**Set problem:**
The records below are to be quoted in full; please keep every word exact.

Stored items from a collection
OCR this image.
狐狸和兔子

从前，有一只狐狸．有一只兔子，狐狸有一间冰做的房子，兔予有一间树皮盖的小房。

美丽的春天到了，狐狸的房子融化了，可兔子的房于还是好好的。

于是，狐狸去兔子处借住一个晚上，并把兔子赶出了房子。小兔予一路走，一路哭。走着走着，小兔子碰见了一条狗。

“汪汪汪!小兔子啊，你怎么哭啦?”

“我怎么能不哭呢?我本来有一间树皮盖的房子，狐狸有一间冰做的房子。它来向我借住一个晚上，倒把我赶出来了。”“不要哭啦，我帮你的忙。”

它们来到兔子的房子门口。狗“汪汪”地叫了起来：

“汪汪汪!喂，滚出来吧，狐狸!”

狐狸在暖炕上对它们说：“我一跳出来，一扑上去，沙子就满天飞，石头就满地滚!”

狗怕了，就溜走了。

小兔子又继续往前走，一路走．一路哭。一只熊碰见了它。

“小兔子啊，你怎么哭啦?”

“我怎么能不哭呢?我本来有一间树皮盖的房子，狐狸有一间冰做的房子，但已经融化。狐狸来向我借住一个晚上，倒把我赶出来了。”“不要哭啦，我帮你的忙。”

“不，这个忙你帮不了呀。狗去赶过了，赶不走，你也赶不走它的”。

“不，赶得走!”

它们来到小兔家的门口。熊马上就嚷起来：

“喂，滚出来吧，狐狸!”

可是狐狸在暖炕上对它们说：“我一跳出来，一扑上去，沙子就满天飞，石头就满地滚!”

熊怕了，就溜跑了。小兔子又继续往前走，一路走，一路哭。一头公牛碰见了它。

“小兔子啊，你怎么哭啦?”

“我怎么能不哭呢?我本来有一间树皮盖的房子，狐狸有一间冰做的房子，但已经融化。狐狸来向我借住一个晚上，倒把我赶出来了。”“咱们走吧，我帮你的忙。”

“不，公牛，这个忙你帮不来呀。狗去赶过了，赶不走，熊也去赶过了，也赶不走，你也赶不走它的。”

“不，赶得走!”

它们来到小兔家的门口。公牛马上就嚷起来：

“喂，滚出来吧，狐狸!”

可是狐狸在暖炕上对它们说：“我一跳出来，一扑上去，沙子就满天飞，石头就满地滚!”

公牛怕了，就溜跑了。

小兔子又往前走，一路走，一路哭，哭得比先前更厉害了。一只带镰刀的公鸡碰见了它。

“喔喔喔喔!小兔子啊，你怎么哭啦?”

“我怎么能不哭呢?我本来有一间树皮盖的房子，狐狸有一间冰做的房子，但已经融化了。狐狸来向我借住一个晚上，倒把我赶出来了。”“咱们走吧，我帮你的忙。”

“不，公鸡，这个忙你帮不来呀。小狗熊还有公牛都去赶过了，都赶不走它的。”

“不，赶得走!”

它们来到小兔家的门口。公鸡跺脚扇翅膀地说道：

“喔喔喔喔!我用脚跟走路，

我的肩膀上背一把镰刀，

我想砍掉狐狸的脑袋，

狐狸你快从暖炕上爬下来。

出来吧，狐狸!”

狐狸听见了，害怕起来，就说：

**Output for this exercise:**
OCR this image.
狐狸和兔子

从前，有一只狐狸．有一只兔子，狐狸有一间冰做的房子，兔予有一间树皮盖的小房。

美丽的春天到了，狐狸的房子融化了，可兔子的房于还是好好的。

于是，狐狸去兔子处借住一个晚上，并把兔子赶出了房子。小兔予一路走，一路哭。走着走着，小兔子碰见了一条狗。

“汪汪汪!小兔子啊，你怎么哭啦?”

“我怎么能不哭呢?我本来有一间树皮盖的房子，狐狸有一间冰做的房子。它来向我借住一个晚上，倒把我赶出来了。”“不要哭啦，我帮你的忙。”

它们来到兔子的房子门口。狗“汪汪”地叫了起来：

“汪汪汪!喂，滚出来吧，狐狸!”

狐狸在暖炕上对它们说：“我一跳出来，一扑上去，沙子就满天飞，石头就满地滚!”

狗怕了，就溜走了。

小兔子又继续往前走，一路走．一路哭。一只熊碰见了它。

“小兔子啊，你怎么哭啦?”

“我怎么能不哭呢?我本来有一间树皮盖的房子，狐狸有一间冰做的房子，但已经融化。狐狸来向我借住一个晚上，倒把我赶出来了。”“不要哭啦，我帮你的忙。”

“不，这个忙你帮不了呀。狗去赶过了，赶不走，你也赶不走它的”。

“不，赶得走!”

它们来到小兔家的门口。熊马上就嚷起来：

“喂，滚出来吧，狐狸!”

可是狐狸在暖炕上对它们说：“我一跳出来，一扑上去，沙子就满天飞，石头就满地滚!”

熊怕了，就溜跑了。小兔子又继续往前走，一路走，一路哭。一头公牛碰见了它。

“小兔子啊，你怎么哭啦?”

“我怎么能不哭呢?我本来有一间树皮盖的房子，狐狸有一间冰做的房子，但已经融化。狐狸来向我借住一个晚上，倒把我赶出来了。”“咱们走吧，我帮你的忙。”

“不，公牛，这个忙你帮不来呀。狗去赶过了，赶不走，熊也去赶过了，也赶不走，你也赶不走它的。”

“不，赶得走!”

它们来到小兔家的门口。公牛马上就嚷起来：

“喂，滚出来吧，狐狸!”

可是狐狸在暖炕上对它们说：“我一跳出来，一扑上去，沙子就满天飞，石头就满地滚!”

公牛怕了，就溜跑了。

小兔子又往前走，一路走，一路哭，哭得比先前更厉害了。一只带镰刀的公鸡碰见了它。

“喔喔喔喔!小兔子啊，你怎么哭啦?”

“我怎么能不哭呢?我本来有一间树皮盖的房子，狐狸有一间冰做的房子，但已经融化了。狐狸来向我借住一个晚上，倒把我赶出来了。”“咱们走吧，我帮你的忙。”

“不，公鸡，这个忙你帮不来呀。小狗熊还有公牛都去赶过了，都赶不走它的。”

“不，赶得走!”

它们来到小兔家的门口。公鸡跺脚扇翅膀地说道：

“喔喔喔喔!我用脚跟走路，

我的肩膀上背一把镰刀，

我想砍掉狐狸的脑袋，

狐狸你快从暖炕上爬下来。

出来吧，狐狸!”

狐狸听见了，害怕起来，就说：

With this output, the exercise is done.